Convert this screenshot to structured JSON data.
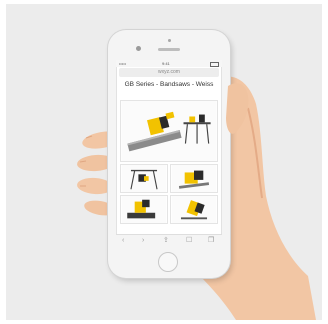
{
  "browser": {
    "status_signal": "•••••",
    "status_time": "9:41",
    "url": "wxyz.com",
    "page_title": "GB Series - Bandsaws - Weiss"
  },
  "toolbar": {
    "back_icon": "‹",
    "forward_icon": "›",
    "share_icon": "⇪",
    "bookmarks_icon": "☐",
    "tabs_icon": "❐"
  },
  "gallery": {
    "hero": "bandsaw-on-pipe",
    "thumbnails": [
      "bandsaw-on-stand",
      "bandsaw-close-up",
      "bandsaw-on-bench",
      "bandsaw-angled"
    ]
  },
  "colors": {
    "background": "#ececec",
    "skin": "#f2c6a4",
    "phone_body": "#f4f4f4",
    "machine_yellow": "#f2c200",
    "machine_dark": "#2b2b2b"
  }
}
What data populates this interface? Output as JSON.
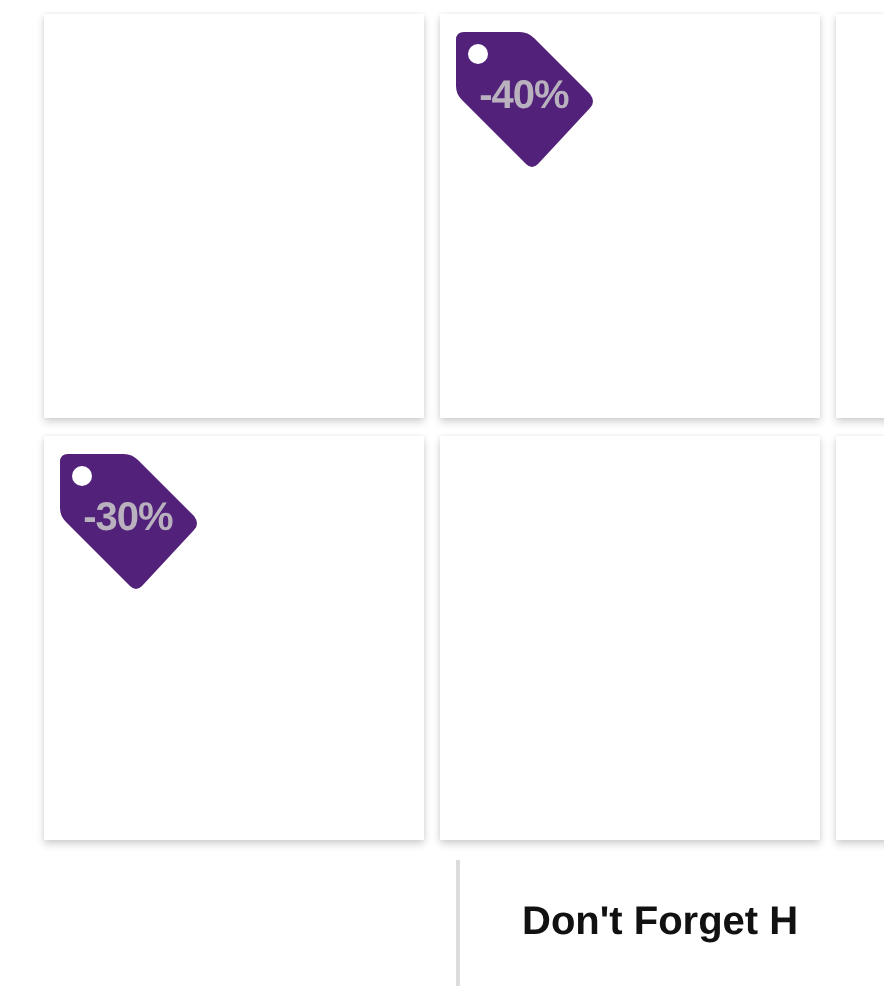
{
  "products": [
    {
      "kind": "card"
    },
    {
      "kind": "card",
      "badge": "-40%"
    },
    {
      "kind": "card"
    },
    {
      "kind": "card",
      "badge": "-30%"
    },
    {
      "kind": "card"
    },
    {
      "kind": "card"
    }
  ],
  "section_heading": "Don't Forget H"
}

═══

— What to produce —
Return the listing above unchanged, apart from dropping its pictures.

— Correct output —
Convert this screenshot to structured JSON data.
{
  "browser": {
    "status_signal": "•••••",
    "status_time": "9:41",
    "url": "wxyz.com",
    "page_title": "GB Series - Bandsaws - Weiss"
  },
  "toolbar": {
    "back_icon": "‹",
    "forward_icon": "›",
    "share_icon": "⇪",
    "bookmarks_icon": "☐",
    "tabs_icon": "❐"
  },
  "gallery": {
    "hero": "bandsaw-on-pipe",
    "thumbnails": [
      "bandsaw-on-stand",
      "bandsaw-close-up",
      "bandsaw-on-bench",
      "bandsaw-angled"
    ]
  },
  "colors": {
    "background": "#ececec",
    "skin": "#f2c6a4",
    "phone_body": "#f4f4f4",
    "machine_yellow": "#f2c200",
    "machine_dark": "#2b2b2b"
  }
}
What data populates this interface? Output as JSON.
{
  "products": [
    {
      "kind": "card"
    },
    {
      "kind": "card",
      "badge": "-40%"
    },
    {
      "kind": "card"
    },
    {
      "kind": "card",
      "badge": "-30%"
    },
    {
      "kind": "card"
    },
    {
      "kind": "card"
    }
  ],
  "section_heading": "Don't Forget H"
}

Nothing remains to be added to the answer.